PROMPT: The entries below are to be written out again without alteration.

-- begin DATA ROWS --

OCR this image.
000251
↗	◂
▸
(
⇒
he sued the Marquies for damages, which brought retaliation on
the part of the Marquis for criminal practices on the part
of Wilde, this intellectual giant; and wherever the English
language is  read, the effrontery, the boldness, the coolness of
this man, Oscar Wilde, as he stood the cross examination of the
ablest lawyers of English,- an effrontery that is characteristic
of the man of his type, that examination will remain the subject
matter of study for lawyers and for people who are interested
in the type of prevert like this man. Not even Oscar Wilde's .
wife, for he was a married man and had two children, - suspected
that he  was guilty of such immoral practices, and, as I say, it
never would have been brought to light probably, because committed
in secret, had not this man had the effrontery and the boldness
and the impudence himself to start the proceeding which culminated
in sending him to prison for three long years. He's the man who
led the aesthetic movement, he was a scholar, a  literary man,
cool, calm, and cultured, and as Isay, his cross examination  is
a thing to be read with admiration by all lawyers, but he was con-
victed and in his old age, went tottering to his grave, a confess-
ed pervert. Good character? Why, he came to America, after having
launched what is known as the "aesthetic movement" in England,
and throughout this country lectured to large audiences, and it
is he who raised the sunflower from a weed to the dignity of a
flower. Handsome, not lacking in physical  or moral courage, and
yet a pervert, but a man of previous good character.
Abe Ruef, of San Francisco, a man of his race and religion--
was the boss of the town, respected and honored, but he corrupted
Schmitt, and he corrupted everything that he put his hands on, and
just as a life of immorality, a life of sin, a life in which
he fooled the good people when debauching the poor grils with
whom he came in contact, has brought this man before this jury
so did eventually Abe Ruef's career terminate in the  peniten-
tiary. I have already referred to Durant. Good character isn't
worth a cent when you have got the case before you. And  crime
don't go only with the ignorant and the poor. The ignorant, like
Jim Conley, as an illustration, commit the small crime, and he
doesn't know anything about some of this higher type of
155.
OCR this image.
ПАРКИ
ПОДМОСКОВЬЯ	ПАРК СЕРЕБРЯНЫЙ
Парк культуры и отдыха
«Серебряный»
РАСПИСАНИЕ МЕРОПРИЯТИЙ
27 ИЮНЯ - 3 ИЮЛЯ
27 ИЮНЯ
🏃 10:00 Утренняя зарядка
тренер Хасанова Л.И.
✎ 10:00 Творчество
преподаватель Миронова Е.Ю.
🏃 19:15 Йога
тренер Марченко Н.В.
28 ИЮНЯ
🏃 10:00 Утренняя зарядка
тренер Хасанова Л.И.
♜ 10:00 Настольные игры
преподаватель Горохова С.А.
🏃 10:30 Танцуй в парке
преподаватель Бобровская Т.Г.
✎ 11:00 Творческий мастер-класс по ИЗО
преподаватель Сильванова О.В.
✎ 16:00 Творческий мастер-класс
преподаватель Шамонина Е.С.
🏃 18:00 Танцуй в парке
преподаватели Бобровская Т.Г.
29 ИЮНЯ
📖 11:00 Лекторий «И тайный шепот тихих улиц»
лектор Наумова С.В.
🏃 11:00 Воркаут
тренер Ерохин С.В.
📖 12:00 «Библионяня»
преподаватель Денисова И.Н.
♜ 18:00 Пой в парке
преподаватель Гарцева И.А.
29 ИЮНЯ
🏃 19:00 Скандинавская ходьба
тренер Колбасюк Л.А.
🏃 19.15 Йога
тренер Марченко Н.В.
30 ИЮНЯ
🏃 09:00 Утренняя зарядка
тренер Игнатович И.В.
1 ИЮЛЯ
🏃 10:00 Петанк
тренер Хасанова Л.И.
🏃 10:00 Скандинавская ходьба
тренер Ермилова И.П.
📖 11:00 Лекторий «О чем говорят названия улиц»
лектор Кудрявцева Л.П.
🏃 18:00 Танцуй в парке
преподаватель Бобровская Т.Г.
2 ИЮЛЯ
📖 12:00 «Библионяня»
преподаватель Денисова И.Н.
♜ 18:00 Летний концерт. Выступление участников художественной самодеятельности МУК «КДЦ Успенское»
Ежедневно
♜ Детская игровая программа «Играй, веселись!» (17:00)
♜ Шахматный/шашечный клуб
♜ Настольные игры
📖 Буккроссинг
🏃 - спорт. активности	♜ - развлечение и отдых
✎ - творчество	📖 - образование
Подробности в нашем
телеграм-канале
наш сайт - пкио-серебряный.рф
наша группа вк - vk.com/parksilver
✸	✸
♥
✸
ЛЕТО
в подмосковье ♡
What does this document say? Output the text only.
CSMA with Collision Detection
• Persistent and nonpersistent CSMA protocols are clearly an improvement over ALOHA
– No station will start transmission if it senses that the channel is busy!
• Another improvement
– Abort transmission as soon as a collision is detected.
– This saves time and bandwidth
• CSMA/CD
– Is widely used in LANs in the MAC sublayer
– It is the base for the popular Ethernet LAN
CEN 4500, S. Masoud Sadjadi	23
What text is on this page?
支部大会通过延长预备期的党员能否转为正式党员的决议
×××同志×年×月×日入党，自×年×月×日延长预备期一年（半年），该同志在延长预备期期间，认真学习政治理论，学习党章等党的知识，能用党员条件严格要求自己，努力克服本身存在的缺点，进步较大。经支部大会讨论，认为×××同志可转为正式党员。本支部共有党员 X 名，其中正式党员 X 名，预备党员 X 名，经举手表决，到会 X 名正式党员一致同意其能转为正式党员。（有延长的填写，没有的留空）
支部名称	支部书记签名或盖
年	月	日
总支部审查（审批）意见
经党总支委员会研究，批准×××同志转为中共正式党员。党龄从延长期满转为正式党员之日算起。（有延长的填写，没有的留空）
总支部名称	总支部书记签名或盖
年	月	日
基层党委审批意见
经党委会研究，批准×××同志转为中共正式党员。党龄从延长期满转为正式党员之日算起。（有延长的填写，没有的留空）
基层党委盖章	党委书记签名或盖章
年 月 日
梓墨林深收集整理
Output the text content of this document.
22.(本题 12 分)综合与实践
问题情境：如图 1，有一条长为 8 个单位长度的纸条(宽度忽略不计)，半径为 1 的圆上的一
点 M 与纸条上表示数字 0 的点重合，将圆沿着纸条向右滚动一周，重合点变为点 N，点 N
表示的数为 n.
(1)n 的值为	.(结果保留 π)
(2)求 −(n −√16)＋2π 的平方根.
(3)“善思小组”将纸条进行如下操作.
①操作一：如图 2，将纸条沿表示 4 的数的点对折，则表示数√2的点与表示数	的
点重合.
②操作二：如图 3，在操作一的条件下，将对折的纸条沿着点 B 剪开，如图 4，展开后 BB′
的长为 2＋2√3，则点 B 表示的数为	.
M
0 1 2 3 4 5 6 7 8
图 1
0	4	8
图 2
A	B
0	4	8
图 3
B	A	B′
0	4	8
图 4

-- end DATA ROWS --

EXERCISE RESPONSE:
OCR this image.
000251
↗	◂
▸
(
⇒
he sued the Marquies for damages, which brought retaliation on
the part of the Marquis for criminal practices on the part
of Wilde, this intellectual giant; and wherever the English
language is  read, the effrontery, the boldness, the coolness of
this man, Oscar Wilde, as he stood the cross examination of the
ablest lawyers of English,- an effrontery that is characteristic
of the man of his type, that examination will remain the subject
matter of study for lawyers and for people who are interested
in the type of prevert like this man. Not even Oscar Wilde's .
wife, for he was a married man and had two children, - suspected
that he  was guilty of such immoral practices, and, as I say, it
never would have been brought to light probably, because committed
in secret, had not this man had the effrontery and the boldness
and the impudence himself to start the proceeding which culminated
in sending him to prison for three long years. He's the man who
led the aesthetic movement, he was a scholar, a  literary man,
cool, calm, and cultured, and as Isay, his cross examination  is
a thing to be read with admiration by all lawyers, but he was con-
victed and in his old age, went tottering to his grave, a confess-
ed pervert. Good character? Why, he came to America, after having
launched what is known as the "aesthetic movement" in England,
and throughout this country lectured to large audiences, and it
is he who raised the sunflower from a weed to the dignity of a
flower. Handsome, not lacking in physical  or moral courage, and
yet a pervert, but a man of previous good character.
Abe Ruef, of San Francisco, a man of his race and religion--
was the boss of the town, respected and honored, but he corrupted
Schmitt, and he corrupted everything that he put his hands on, and
just as a life of immorality, a life of sin, a life in which
he fooled the good people when debauching the poor grils with
whom he came in contact, has brought this man before this jury
so did eventually Abe Ruef's career terminate in the  peniten-
tiary. I have already referred to Durant. Good character isn't
worth a cent when you have got the case before you. And  crime
don't go only with the ignorant and the poor. The ignorant, like
Jim Conley, as an illustration, commit the small crime, and he
doesn't know anything about some of this higher type of
155.
OCR this image.
ПАРКИ
ПОДМОСКОВЬЯ	ПАРК СЕРЕБРЯНЫЙ
Парк культуры и отдыха
«Серебряный»
РАСПИСАНИЕ МЕРОПРИЯТИЙ
27 ИЮНЯ - 3 ИЮЛЯ
27 ИЮНЯ
🏃 10:00 Утренняя зарядка
тренер Хасанова Л.И.
✎ 10:00 Творчество
преподаватель Миронова Е.Ю.
🏃 19:15 Йога
тренер Марченко Н.В.
28 ИЮНЯ
🏃 10:00 Утренняя зарядка
тренер Хасанова Л.И.
♜ 10:00 Настольные игры
преподаватель Горохова С.А.
🏃 10:30 Танцуй в парке
преподаватель Бобровская Т.Г.
✎ 11:00 Творческий мастер-класс по ИЗО
преподаватель Сильванова О.В.
✎ 16:00 Творческий мастер-класс
преподаватель Шамонина Е.С.
🏃 18:00 Танцуй в парке
преподаватели Бобровская Т.Г.
29 ИЮНЯ
📖 11:00 Лекторий «И тайный шепот тихих улиц»
лектор Наумова С.В.
🏃 11:00 Воркаут
тренер Ерохин С.В.
📖 12:00 «Библионяня»
преподаватель Денисова И.Н.
♜ 18:00 Пой в парке
преподаватель Гарцева И.А.
29 ИЮНЯ
🏃 19:00 Скандинавская ходьба
тренер Колбасюк Л.А.
🏃 19.15 Йога
тренер Марченко Н.В.
30 ИЮНЯ
🏃 09:00 Утренняя зарядка
тренер Игнатович И.В.
1 ИЮЛЯ
🏃 10:00 Петанк
тренер Хасанова Л.И.
🏃 10:00 Скандинавская ходьба
тренер Ермилова И.П.
📖 11:00 Лекторий «О чем говорят названия улиц»
лектор Кудрявцева Л.П.
🏃 18:00 Танцуй в парке
преподаватель Бобровская Т.Г.
2 ИЮЛЯ
📖 12:00 «Библионяня»
преподаватель Денисова И.Н.
♜ 18:00 Летний концерт. Выступление участников художественной самодеятельности МУК «КДЦ Успенское»
Ежедневно
♜ Детская игровая программа «Играй, веселись!» (17:00)
♜ Шахматный/шашечный клуб
♜ Настольные игры
📖 Буккроссинг
🏃 - спорт. активности	♜ - развлечение и отдых
✎ - творчество	📖 - образование
Подробности в нашем
телеграм-канале
наш сайт - пкио-серебряный.рф
наша группа вк - vk.com/parksilver
✸	✸
♥
✸
ЛЕТО
в подмосковье ♡
What does this document say? Output the text only.
CSMA with Collision Detection
• Persistent and nonpersistent CSMA protocols are clearly an improvement over ALOHA
– No station will start transmission if it senses that the channel is busy!
• Another improvement
– Abort transmission as soon as a collision is detected.
– This saves time and bandwidth
• CSMA/CD
– Is widely used in LANs in the MAC sublayer
– It is the base for the popular Ethernet LAN
CEN 4500, S. Masoud Sadjadi	23
What text is on this page?
支部大会通过延长预备期的党员能否转为正式党员的决议
×××同志×年×月×日入党，自×年×月×日延长预备期一年（半年），该同志在延长预备期期间，认真学习政治理论，学习党章等党的知识，能用党员条件严格要求自己，努力克服本身存在的缺点，进步较大。经支部大会讨论，认为×××同志可转为正式党员。本支部共有党员 X 名，其中正式党员 X 名，预备党员 X 名，经举手表决，到会 X 名正式党员一致同意其能转为正式党员。（有延长的填写，没有的留空）
支部名称	支部书记签名或盖
年	月	日
总支部审查（审批）意见
经党总支委员会研究，批准×××同志转为中共正式党员。党龄从延长期满转为正式党员之日算起。（有延长的填写，没有的留空）
总支部名称	总支部书记签名或盖
年	月	日
基层党委审批意见
经党委会研究，批准×××同志转为中共正式党员。党龄从延长期满转为正式党员之日算起。（有延长的填写，没有的留空）
基层党委盖章	党委书记签名或盖章
年 月 日
梓墨林深收集整理
Output the text content of this document.
22.(本题 12 分)综合与实践
问题情境：如图 1，有一条长为 8 个单位长度的纸条(宽度忽略不计)，半径为 1 的圆上的一
点 M 与纸条上表示数字 0 的点重合，将圆沿着纸条向右滚动一周，重合点变为点 N，点 N
表示的数为 n.
(1)n 的值为	.(结果保留 π)
(2)求 −(n −√16)＋2π 的平方根.
(3)“善思小组”将纸条进行如下操作.
①操作一：如图 2，将纸条沿表示 4 的数的点对折，则表示数√2的点与表示数	的
点重合.
②操作二：如图 3，在操作一的条件下，将对折的纸条沿着点 B 剪开，如图 4，展开后 BB′
的长为 2＋2√3，则点 B 表示的数为	.
M
0 1 2 3 4 5 6 7 8
图 1
0	4	8
图 2
A	B
0	4	8
图 3
B	A	B′
0	4	8
图 4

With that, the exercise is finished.